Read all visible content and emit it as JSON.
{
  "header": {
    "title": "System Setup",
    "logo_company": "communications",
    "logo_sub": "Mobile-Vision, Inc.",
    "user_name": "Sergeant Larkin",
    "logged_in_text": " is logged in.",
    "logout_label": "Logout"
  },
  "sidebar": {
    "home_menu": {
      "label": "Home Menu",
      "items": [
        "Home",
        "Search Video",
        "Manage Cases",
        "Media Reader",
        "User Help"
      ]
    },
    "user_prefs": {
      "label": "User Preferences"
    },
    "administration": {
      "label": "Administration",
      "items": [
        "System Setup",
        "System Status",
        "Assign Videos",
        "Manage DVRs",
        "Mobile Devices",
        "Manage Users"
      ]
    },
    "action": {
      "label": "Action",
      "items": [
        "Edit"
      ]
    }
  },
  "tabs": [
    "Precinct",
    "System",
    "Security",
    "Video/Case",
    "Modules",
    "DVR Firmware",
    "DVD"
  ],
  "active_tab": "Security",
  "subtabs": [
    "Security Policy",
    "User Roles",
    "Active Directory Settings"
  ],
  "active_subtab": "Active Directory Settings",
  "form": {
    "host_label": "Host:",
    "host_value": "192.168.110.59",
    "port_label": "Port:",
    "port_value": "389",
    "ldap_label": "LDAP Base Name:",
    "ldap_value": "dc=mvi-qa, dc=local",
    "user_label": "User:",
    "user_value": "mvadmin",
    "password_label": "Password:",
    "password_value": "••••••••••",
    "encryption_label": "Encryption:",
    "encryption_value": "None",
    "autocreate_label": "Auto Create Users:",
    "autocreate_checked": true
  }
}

***

* **WHAT THE EXERCISE ASKS**
Write out every record shown above, word for word.

* **RESULT FOR THIS TASK**
Read all visible content and emit it as JSON.
{
  "header": {
    "title": "System Setup",
    "logo_company": "communications",
    "logo_sub": "Mobile-Vision, Inc.",
    "user_name": "Sergeant Larkin",
    "logged_in_text": " is logged in.",
    "logout_label": "Logout"
  },
  "sidebar": {
    "home_menu": {
      "label": "Home Menu",
      "items": [
        "Home",
        "Search Video",
        "Manage Cases",
        "Media Reader",
        "User Help"
      ]
    },
    "user_prefs": {
      "label": "User Preferences"
    },
    "administration": {
      "label": "Administration",
      "items": [
        "System Setup",
        "System Status",
        "Assign Videos",
        "Manage DVRs",
        "Mobile Devices",
        "Manage Users"
      ]
    },
    "action": {
      "label": "Action",
      "items": [
        "Edit"
      ]
    }
  },
  "tabs": [
    "Precinct",
    "System",
    "Security",
    "Video/Case",
    "Modules",
    "DVR Firmware",
    "DVD"
  ],
  "active_tab": "Security",
  "subtabs": [
    "Security Policy",
    "User Roles",
    "Active Directory Settings"
  ],
  "active_subtab": "Active Directory Settings",
  "form": {
    "host_label": "Host:",
    "host_value": "192.168.110.59",
    "port_label": "Port:",
    "port_value": "389",
    "ldap_label": "LDAP Base Name:",
    "ldap_value": "dc=mvi-qa, dc=local",
    "user_label": "User:",
    "user_value": "mvadmin",
    "password_label": "Password:",
    "password_value": "••••••••••",
    "encryption_label": "Encryption:",
    "encryption_value": "None",
    "autocreate_label": "Auto Create Users:",
    "autocreate_checked": true
  }
}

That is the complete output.